■ What is required:
Filter the entries below, keeping every line that has the word "panel".

[Extracted data entries]
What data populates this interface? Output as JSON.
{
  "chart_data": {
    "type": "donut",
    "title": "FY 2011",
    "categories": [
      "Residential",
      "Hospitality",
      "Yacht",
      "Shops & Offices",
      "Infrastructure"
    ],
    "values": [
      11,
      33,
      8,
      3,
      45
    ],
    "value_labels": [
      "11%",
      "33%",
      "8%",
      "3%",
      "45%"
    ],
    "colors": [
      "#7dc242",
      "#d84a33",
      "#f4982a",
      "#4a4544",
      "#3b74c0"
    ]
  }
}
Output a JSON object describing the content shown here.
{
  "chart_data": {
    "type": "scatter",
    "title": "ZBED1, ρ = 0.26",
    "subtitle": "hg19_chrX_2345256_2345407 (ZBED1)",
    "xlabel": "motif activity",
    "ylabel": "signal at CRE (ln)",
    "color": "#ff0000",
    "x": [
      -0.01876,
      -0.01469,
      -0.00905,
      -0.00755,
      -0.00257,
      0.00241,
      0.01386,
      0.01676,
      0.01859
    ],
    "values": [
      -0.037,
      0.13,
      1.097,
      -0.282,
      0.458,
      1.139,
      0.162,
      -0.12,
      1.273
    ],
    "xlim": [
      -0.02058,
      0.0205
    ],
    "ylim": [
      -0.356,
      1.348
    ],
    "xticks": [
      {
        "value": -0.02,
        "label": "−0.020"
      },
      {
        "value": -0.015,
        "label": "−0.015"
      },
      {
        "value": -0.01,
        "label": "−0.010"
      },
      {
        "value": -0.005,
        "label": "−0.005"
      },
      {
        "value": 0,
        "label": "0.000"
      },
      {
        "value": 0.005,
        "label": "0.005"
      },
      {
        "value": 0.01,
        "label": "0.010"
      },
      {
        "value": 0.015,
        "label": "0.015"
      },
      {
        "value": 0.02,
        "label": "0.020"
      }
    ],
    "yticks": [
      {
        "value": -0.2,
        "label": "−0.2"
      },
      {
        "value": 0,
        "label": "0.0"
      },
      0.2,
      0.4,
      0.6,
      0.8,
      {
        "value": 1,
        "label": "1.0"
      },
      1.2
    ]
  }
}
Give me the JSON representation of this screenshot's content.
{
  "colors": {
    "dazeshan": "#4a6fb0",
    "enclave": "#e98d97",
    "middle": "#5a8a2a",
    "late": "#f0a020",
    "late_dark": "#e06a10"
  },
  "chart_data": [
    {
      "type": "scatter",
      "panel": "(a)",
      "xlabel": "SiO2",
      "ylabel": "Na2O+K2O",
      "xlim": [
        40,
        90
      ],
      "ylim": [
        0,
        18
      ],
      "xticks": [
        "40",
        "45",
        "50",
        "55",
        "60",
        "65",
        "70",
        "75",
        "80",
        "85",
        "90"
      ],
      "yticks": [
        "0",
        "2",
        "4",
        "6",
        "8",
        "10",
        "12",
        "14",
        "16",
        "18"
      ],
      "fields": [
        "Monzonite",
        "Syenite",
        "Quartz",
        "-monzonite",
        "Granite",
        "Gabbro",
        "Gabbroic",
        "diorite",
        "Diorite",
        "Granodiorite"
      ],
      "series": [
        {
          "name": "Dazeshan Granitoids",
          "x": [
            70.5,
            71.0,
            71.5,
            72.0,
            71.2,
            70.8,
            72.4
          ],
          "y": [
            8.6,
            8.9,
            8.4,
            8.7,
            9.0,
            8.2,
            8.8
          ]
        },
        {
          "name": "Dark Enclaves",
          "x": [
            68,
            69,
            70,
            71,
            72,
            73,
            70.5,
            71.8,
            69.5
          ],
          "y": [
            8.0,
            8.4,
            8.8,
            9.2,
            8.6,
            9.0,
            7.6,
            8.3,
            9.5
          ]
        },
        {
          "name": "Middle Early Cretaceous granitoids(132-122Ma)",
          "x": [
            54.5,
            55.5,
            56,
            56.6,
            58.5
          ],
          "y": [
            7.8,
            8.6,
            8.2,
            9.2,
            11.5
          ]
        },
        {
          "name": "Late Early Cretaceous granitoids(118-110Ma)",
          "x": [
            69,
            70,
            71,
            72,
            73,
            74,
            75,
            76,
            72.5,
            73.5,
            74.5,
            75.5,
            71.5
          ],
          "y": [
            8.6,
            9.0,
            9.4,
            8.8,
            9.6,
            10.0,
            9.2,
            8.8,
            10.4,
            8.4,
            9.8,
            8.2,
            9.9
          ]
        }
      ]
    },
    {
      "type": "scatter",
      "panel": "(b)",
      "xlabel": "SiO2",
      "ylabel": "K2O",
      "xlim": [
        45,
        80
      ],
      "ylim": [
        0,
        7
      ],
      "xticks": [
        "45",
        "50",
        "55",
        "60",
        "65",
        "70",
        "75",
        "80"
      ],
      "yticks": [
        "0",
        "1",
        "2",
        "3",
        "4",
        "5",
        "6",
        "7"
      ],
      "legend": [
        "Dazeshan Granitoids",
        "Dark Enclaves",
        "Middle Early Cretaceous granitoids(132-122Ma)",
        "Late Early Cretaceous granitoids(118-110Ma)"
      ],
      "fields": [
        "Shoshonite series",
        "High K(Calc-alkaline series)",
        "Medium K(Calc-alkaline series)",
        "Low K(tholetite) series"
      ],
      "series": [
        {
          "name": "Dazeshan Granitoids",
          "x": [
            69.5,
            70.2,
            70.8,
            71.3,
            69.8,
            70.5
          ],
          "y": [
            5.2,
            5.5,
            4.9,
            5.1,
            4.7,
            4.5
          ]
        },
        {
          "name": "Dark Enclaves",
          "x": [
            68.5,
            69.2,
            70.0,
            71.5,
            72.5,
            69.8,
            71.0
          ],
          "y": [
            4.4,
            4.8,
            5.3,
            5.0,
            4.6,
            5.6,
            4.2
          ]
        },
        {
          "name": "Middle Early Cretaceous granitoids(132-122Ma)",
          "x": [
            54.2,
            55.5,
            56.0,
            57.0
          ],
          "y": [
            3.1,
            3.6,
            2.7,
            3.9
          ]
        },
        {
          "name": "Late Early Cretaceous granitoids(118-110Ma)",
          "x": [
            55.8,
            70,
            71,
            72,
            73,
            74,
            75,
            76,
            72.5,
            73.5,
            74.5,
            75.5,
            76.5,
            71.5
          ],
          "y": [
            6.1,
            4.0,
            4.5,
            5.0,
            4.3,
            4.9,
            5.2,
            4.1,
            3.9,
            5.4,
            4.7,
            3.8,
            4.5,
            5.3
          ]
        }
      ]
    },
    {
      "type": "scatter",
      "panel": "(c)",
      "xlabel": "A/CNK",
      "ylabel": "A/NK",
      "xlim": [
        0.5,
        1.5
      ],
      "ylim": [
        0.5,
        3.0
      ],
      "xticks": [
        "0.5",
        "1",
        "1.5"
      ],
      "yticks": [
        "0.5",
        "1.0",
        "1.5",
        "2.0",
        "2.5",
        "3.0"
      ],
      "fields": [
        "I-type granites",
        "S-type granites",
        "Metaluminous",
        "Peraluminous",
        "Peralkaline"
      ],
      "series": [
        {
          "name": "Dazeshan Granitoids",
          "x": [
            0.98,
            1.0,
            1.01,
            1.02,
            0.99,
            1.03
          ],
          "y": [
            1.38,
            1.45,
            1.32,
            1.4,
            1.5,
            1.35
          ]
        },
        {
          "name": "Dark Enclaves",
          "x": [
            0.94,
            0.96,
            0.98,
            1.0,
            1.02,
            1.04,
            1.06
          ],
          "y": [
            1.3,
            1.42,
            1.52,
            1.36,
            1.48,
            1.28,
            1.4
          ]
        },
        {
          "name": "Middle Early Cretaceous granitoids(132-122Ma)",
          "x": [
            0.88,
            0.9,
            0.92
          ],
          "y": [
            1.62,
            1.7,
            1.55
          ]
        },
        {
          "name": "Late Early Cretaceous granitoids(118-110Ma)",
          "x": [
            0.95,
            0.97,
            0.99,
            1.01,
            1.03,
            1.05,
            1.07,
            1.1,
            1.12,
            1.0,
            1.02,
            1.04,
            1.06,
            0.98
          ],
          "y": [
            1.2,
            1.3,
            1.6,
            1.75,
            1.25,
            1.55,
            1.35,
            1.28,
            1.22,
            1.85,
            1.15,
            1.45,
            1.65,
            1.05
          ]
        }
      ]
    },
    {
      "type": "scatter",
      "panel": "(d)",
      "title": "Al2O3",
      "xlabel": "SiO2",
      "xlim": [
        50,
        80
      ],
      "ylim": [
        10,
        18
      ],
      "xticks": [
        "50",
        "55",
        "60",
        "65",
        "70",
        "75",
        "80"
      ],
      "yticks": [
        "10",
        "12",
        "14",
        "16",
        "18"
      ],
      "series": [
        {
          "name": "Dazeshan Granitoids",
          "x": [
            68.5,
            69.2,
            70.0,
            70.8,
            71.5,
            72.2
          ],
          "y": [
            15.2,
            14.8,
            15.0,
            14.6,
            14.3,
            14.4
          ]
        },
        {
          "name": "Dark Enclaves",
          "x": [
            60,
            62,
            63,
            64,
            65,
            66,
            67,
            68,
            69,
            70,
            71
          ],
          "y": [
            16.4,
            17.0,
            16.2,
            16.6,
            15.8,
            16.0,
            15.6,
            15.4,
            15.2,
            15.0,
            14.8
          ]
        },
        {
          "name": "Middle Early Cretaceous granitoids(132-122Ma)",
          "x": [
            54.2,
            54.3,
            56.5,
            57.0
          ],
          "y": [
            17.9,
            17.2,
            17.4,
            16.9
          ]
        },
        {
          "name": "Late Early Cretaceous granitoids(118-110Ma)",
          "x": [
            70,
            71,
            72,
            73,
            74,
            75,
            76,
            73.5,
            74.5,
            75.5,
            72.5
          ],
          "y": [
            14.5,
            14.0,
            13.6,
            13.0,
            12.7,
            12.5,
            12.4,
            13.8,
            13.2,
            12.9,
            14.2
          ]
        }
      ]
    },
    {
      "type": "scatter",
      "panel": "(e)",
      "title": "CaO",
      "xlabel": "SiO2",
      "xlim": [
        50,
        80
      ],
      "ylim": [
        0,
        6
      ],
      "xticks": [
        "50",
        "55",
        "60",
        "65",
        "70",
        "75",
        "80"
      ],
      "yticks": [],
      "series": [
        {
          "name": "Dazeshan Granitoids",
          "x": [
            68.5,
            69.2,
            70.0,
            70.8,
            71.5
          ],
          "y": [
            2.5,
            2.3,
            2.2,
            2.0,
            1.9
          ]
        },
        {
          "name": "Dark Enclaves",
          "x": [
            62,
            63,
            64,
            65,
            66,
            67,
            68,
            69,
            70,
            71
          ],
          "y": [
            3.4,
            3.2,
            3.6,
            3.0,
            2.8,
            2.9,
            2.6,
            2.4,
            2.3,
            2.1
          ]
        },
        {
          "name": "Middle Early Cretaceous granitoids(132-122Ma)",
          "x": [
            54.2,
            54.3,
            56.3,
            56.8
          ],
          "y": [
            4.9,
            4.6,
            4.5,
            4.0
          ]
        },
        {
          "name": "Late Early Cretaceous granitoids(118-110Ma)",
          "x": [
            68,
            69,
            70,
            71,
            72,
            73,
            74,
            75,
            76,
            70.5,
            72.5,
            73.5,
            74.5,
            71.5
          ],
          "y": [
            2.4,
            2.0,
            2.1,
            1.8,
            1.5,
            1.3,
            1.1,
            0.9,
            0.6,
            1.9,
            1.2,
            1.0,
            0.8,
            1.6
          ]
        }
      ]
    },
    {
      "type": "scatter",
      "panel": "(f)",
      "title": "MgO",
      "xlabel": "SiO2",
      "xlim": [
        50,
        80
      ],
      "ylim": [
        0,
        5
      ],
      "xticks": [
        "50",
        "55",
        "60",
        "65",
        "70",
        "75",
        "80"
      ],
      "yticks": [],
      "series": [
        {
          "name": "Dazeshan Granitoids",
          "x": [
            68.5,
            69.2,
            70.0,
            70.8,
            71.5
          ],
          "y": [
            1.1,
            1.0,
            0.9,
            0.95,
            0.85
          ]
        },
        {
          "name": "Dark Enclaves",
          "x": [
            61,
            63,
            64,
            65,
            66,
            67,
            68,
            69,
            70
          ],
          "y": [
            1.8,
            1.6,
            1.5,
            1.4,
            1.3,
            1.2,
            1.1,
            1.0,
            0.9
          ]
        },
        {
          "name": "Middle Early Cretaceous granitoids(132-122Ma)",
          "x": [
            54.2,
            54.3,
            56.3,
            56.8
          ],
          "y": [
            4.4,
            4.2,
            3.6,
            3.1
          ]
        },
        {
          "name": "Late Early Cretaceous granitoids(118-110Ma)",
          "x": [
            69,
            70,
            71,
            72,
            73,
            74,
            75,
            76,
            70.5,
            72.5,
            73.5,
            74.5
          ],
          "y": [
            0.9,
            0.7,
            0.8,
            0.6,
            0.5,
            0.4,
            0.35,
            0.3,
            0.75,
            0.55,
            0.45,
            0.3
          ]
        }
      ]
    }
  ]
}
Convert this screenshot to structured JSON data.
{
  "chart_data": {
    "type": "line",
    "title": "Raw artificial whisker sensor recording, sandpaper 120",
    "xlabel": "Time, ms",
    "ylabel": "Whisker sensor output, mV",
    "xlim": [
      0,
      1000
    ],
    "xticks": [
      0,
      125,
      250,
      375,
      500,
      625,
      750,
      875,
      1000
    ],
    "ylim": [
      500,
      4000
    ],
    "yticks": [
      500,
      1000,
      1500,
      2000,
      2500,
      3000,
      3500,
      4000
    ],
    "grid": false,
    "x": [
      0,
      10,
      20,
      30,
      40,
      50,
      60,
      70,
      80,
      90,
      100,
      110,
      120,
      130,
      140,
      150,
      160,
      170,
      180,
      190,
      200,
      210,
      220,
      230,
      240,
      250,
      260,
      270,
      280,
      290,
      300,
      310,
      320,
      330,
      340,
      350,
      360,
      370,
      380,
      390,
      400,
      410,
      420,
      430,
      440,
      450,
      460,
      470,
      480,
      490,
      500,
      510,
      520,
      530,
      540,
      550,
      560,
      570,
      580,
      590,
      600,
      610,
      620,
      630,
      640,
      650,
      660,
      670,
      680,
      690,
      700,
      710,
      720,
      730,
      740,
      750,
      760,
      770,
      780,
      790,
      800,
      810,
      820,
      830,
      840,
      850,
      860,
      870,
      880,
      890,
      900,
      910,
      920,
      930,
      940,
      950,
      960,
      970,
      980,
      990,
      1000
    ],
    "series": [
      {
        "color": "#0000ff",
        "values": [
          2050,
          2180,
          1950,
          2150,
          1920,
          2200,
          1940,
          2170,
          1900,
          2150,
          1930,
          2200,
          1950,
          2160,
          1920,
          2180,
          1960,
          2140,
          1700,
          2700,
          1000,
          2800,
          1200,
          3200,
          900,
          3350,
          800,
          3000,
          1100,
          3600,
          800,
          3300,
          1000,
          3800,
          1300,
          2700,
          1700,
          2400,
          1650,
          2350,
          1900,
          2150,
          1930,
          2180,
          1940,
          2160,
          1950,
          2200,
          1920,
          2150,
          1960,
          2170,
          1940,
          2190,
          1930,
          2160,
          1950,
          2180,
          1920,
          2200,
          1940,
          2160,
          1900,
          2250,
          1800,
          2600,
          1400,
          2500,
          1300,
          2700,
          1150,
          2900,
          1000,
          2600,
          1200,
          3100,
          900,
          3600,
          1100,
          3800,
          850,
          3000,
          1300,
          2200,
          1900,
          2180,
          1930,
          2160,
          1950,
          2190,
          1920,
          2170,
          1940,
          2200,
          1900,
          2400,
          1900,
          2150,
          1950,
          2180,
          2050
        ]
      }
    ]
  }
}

■ Worked answer:
      "panel": "(a)",
      "panel": "(b)",
      "panel": "(c)",
      "panel": "(d)",
      "panel": "(e)",
      "panel": "(f)",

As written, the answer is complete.